* Material
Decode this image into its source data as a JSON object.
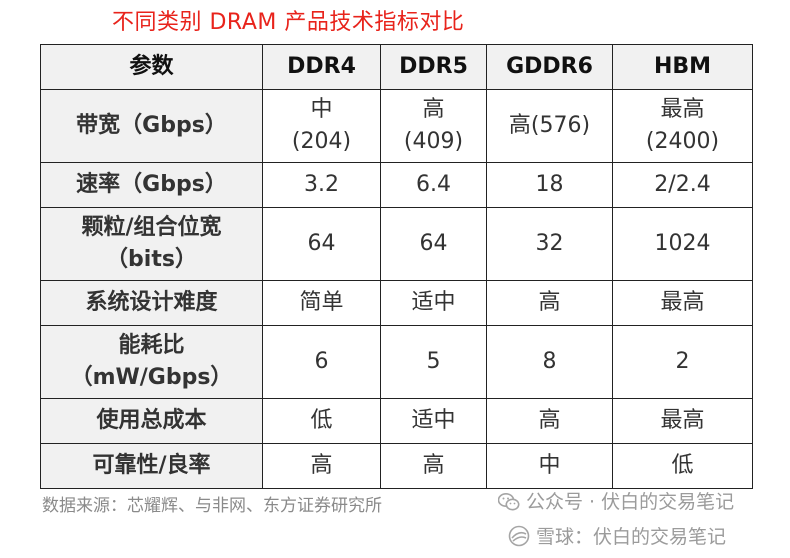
{
  "title": "不同类别 DRAM 产品技术指标对比",
  "table": {
    "headers": [
      "参数",
      "DDR4",
      "DDR5",
      "GDDR6",
      "HBM"
    ],
    "rows": [
      {
        "label": [
          "带宽（Gbps）"
        ],
        "cells": [
          [
            "中",
            "(204)"
          ],
          [
            "高",
            "(409)"
          ],
          [
            "高(576)"
          ],
          [
            "最高",
            "(2400)"
          ]
        ]
      },
      {
        "label": [
          "速率（Gbps）"
        ],
        "cells": [
          [
            "3.2"
          ],
          [
            "6.4"
          ],
          [
            "18"
          ],
          [
            "2/2.4"
          ]
        ]
      },
      {
        "label": [
          "颗粒/组合位宽",
          "（bits）"
        ],
        "cells": [
          [
            "64"
          ],
          [
            "64"
          ],
          [
            "32"
          ],
          [
            "1024"
          ]
        ]
      },
      {
        "label": [
          "系统设计难度"
        ],
        "cells": [
          [
            "简单"
          ],
          [
            "适中"
          ],
          [
            "高"
          ],
          [
            "最高"
          ]
        ]
      },
      {
        "label": [
          "能耗比",
          "（mW/Gbps）"
        ],
        "cells": [
          [
            "6"
          ],
          [
            "5"
          ],
          [
            "8"
          ],
          [
            "2"
          ]
        ]
      },
      {
        "label": [
          "使用总成本"
        ],
        "cells": [
          [
            "低"
          ],
          [
            "适中"
          ],
          [
            "高"
          ],
          [
            "最高"
          ]
        ]
      },
      {
        "label": [
          "可靠性/良率"
        ],
        "cells": [
          [
            "高"
          ],
          [
            "高"
          ],
          [
            "中"
          ],
          [
            "低"
          ]
        ]
      }
    ]
  },
  "source": "数据来源：芯耀辉、与非网、东方证券研究所",
  "watermarks": {
    "wechat": "公众号 · 伏白的交易笔记",
    "xueqiu": "雪球：伏白的交易笔记"
  },
  "colors": {
    "title": "#e8231b",
    "header_bg": "#f1f1f1",
    "watermark": "#9b9b9b"
  }
}
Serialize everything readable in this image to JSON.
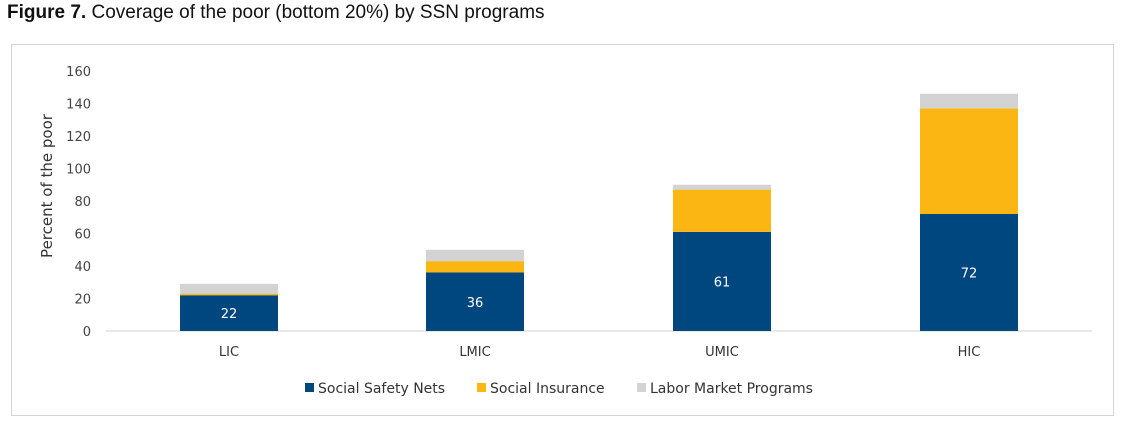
{
  "figure": {
    "label": "Figure 7.",
    "title": "Coverage of the poor (bottom 20%) by SSN programs"
  },
  "chart_data": {
    "type": "bar",
    "stacked": true,
    "ylabel": "Percent of the poor",
    "xlabel": "",
    "ylim": [
      0,
      160
    ],
    "yticks": [
      0,
      20,
      40,
      60,
      80,
      100,
      120,
      140,
      160
    ],
    "grid": false,
    "legend_position": "bottom",
    "categories": [
      "LIC",
      "LMIC",
      "UMIC",
      "HIC"
    ],
    "series": [
      {
        "name": "Social Safety Nets",
        "color": "#00467f",
        "values": [
          22,
          36,
          61,
          72
        ],
        "data_labels": [
          "22",
          "36",
          "61",
          "72"
        ]
      },
      {
        "name": "Social Insurance",
        "color": "#fbb614",
        "values": [
          1,
          7,
          26,
          65
        ]
      },
      {
        "name": "Labor Market Programs",
        "color": "#d3d3d3",
        "values": [
          6,
          7,
          3,
          9
        ]
      }
    ]
  }
}
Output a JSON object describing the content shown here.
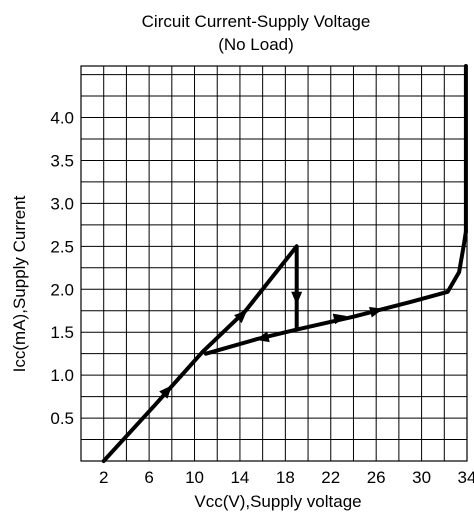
{
  "chart_data": {
    "type": "line",
    "title": "Circuit Current-Supply Voltage",
    "subtitle": "(No Load)",
    "xlabel": "Vcc(V),Supply voltage",
    "ylabel": "Icc(mA),Supply Current",
    "xlim": [
      0,
      34
    ],
    "ylim": [
      0,
      4.6
    ],
    "x_ticks": [
      2,
      6,
      10,
      14,
      18,
      22,
      26,
      30,
      34
    ],
    "x_tick_labels": [
      "2",
      "6",
      "10",
      "14",
      "18",
      "22",
      "26",
      "30",
      "34"
    ],
    "y_ticks": [
      0.5,
      1.0,
      1.5,
      2.0,
      2.5,
      3.0,
      3.5,
      4.0
    ],
    "y_tick_labels": [
      "0.5",
      "1.0",
      "1.5",
      "2.0",
      "2.5",
      "3.0",
      "3.5",
      "4.0"
    ],
    "grid": true,
    "grid_x_step": 2,
    "grid_y_step": 0.25,
    "line_color": "#000000",
    "series": [
      {
        "points": [
          [
            2,
            0
          ],
          [
            6.5,
            0.65
          ],
          [
            10.7,
            1.27
          ],
          [
            14.5,
            1.75
          ],
          [
            19,
            2.5
          ],
          [
            19,
            1.53
          ],
          [
            15.5,
            1.42
          ],
          [
            11,
            1.25
          ]
        ]
      },
      {
        "points": [
          [
            19,
            1.53
          ],
          [
            24,
            1.68
          ],
          [
            29,
            1.85
          ],
          [
            32.3,
            1.97
          ],
          [
            33.3,
            2.2
          ],
          [
            33.7,
            2.5
          ],
          [
            33.9,
            2.67
          ]
        ]
      },
      {
        "points": [
          [
            33.9,
            2.67
          ],
          [
            33.9,
            4.6
          ]
        ]
      }
    ],
    "arrows": [
      {
        "x": 7.6,
        "y": 0.82
      },
      {
        "x": 14.2,
        "y": 1.7
      },
      {
        "x": 19,
        "y": 1.9
      },
      {
        "x": 16,
        "y": 1.43
      },
      {
        "x": 22.8,
        "y": 1.67
      },
      {
        "x": 26,
        "y": 1.75
      }
    ]
  }
}
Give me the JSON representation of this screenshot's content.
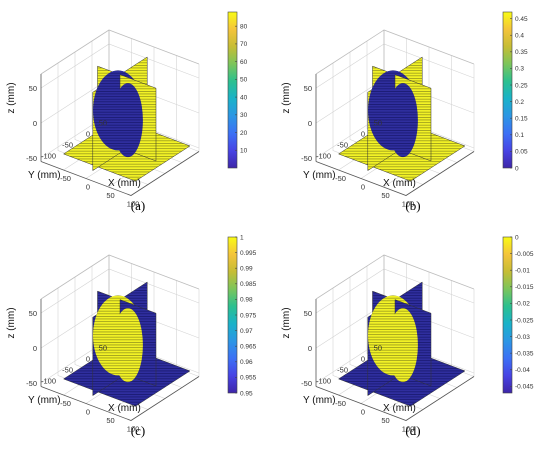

* To do
Reproduce the entries above without change, omitting all pictures.

* The answer
Decode this image into its source data as a JSON object.
{
  "title": "不同类别 DRAM 产品技术指标对比",
  "table": {
    "headers": [
      "参数",
      "DDR4",
      "DDR5",
      "GDDR6",
      "HBM"
    ],
    "rows": [
      {
        "label": [
          "带宽（Gbps）"
        ],
        "cells": [
          [
            "中",
            "(204)"
          ],
          [
            "高",
            "(409)"
          ],
          [
            "高(576)"
          ],
          [
            "最高",
            "(2400)"
          ]
        ]
      },
      {
        "label": [
          "速率（Gbps）"
        ],
        "cells": [
          [
            "3.2"
          ],
          [
            "6.4"
          ],
          [
            "18"
          ],
          [
            "2/2.4"
          ]
        ]
      },
      {
        "label": [
          "颗粒/组合位宽",
          "（bits）"
        ],
        "cells": [
          [
            "64"
          ],
          [
            "64"
          ],
          [
            "32"
          ],
          [
            "1024"
          ]
        ]
      },
      {
        "label": [
          "系统设计难度"
        ],
        "cells": [
          [
            "简单"
          ],
          [
            "适中"
          ],
          [
            "高"
          ],
          [
            "最高"
          ]
        ]
      },
      {
        "label": [
          "能耗比",
          "（mW/Gbps）"
        ],
        "cells": [
          [
            "6"
          ],
          [
            "5"
          ],
          [
            "8"
          ],
          [
            "2"
          ]
        ]
      },
      {
        "label": [
          "使用总成本"
        ],
        "cells": [
          [
            "低"
          ],
          [
            "适中"
          ],
          [
            "高"
          ],
          [
            "最高"
          ]
        ]
      },
      {
        "label": [
          "可靠性/良率"
        ],
        "cells": [
          [
            "高"
          ],
          [
            "高"
          ],
          [
            "中"
          ],
          [
            "低"
          ]
        ]
      }
    ]
  },
  "source": "数据来源：芯耀辉、与非网、东方证券研究所",
  "watermarks": {
    "wechat": "公众号 · 伏白的交易笔记",
    "xueqiu": "雪球：伏白的交易笔记"
  },
  "colors": {
    "title": "#e8231b",
    "header_bg": "#f1f1f1",
    "watermark": "#9b9b9b"
  }
}
Serialize everything readable in this image to JSON.
{
  "figure": {
    "label": "Figure 7.",
    "title": "Coverage of the poor (bottom 20%) by SSN programs"
  },
  "chart_data": {
    "type": "bar",
    "stacked": true,
    "ylabel": "Percent of the poor",
    "xlabel": "",
    "ylim": [
      0,
      160
    ],
    "yticks": [
      0,
      20,
      40,
      60,
      80,
      100,
      120,
      140,
      160
    ],
    "grid": false,
    "legend_position": "bottom",
    "categories": [
      "LIC",
      "LMIC",
      "UMIC",
      "HIC"
    ],
    "series": [
      {
        "name": "Social Safety Nets",
        "color": "#00467f",
        "values": [
          22,
          36,
          61,
          72
        ],
        "data_labels": [
          "22",
          "36",
          "61",
          "72"
        ]
      },
      {
        "name": "Social Insurance",
        "color": "#fbb614",
        "values": [
          1,
          7,
          26,
          65
        ]
      },
      {
        "name": "Labor Market Programs",
        "color": "#d3d3d3",
        "values": [
          6,
          7,
          3,
          9
        ]
      }
    ]
  }
}
Output a JSON object describing the content shown here.
{
  "chart_data": {
    "type": "line",
    "title": "Circuit Current-Supply Voltage",
    "subtitle": "(No Load)",
    "xlabel": "Vcc(V),Supply voltage",
    "ylabel": "Icc(mA),Supply Current",
    "xlim": [
      0,
      34
    ],
    "ylim": [
      0,
      4.6
    ],
    "x_ticks": [
      2,
      6,
      10,
      14,
      18,
      22,
      26,
      30,
      34
    ],
    "x_tick_labels": [
      "2",
      "6",
      "10",
      "14",
      "18",
      "22",
      "26",
      "30",
      "34"
    ],
    "y_ticks": [
      0.5,
      1.0,
      1.5,
      2.0,
      2.5,
      3.0,
      3.5,
      4.0
    ],
    "y_tick_labels": [
      "0.5",
      "1.0",
      "1.5",
      "2.0",
      "2.5",
      "3.0",
      "3.5",
      "4.0"
    ],
    "grid": true,
    "grid_x_step": 2,
    "grid_y_step": 0.25,
    "line_color": "#000000",
    "series": [
      {
        "points": [
          [
            2,
            0
          ],
          [
            6.5,
            0.65
          ],
          [
            10.7,
            1.27
          ],
          [
            14.5,
            1.75
          ],
          [
            19,
            2.5
          ],
          [
            19,
            1.53
          ],
          [
            15.5,
            1.42
          ],
          [
            11,
            1.25
          ]
        ]
      },
      {
        "points": [
          [
            19,
            1.53
          ],
          [
            24,
            1.68
          ],
          [
            29,
            1.85
          ],
          [
            32.3,
            1.97
          ],
          [
            33.3,
            2.2
          ],
          [
            33.7,
            2.5
          ],
          [
            33.9,
            2.67
          ]
        ]
      },
      {
        "points": [
          [
            33.9,
            2.67
          ],
          [
            33.9,
            4.6
          ]
        ]
      }
    ],
    "arrows": [
      {
        "x": 7.6,
        "y": 0.82
      },
      {
        "x": 14.2,
        "y": 1.7
      },
      {
        "x": 19,
        "y": 1.9
      },
      {
        "x": 16,
        "y": 1.43
      },
      {
        "x": 22.8,
        "y": 1.67
      },
      {
        "x": 26,
        "y": 1.75
      }
    ]
  }
}
Give me the JSON representation of this screenshot's content.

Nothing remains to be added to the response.